#### [Problem]
Every entry must be echoed exactly.

[Dataset items]
Begin

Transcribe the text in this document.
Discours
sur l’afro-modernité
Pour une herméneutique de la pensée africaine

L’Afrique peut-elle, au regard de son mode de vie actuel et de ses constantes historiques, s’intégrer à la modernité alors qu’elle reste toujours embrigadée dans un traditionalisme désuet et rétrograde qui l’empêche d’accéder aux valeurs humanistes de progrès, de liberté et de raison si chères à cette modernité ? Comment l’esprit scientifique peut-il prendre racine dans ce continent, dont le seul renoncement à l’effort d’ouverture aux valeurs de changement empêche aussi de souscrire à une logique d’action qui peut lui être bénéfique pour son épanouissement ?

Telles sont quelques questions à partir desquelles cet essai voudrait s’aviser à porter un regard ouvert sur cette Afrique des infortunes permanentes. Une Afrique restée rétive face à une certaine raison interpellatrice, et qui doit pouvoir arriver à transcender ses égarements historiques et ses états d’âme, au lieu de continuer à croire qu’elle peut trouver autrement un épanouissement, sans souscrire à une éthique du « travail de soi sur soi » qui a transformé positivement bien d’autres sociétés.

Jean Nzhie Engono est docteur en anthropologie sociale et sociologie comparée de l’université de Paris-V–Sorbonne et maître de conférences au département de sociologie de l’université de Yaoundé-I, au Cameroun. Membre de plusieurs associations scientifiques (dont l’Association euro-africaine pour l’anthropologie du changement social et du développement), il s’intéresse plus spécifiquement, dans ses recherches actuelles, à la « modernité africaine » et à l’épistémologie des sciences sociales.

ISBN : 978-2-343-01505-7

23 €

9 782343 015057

End

#### [Task solution]
Transcribe the text in this document.
Discours
sur l’afro-modernité
Pour une herméneutique de la pensée africaine

L’Afrique peut-elle, au regard de son mode de vie actuel et de ses constantes historiques, s’intégrer à la modernité alors qu’elle reste toujours embrigadée dans un traditionalisme désuet et rétrograde qui l’empêche d’accéder aux valeurs humanistes de progrès, de liberté et de raison si chères à cette modernité ? Comment l’esprit scientifique peut-il prendre racine dans ce continent, dont le seul renoncement à l’effort d’ouverture aux valeurs de changement empêche aussi de souscrire à une logique d’action qui peut lui être bénéfique pour son épanouissement ?

Telles sont quelques questions à partir desquelles cet essai voudrait s’aviser à porter un regard ouvert sur cette Afrique des infortunes permanentes. Une Afrique restée rétive face à une certaine raison interpellatrice, et qui doit pouvoir arriver à transcender ses égarements historiques et ses états d’âme, au lieu de continuer à croire qu’elle peut trouver autrement un épanouissement, sans souscrire à une éthique du « travail de soi sur soi » qui a transformé positivement bien d’autres sociétés.

Jean Nzhie Engono est docteur en anthropologie sociale et sociologie comparée de l’université de Paris-V–Sorbonne et maître de conférences au département de sociologie de l’université de Yaoundé-I, au Cameroun. Membre de plusieurs associations scientifiques (dont l’Association euro-africaine pour l’anthropologie du changement social et du développement), il s’intéresse plus spécifiquement, dans ses recherches actuelles, à la « modernité africaine » et à l’épistémologie des sciences sociales.

ISBN : 978-2-343-01505-7

23 €

9 782343 015057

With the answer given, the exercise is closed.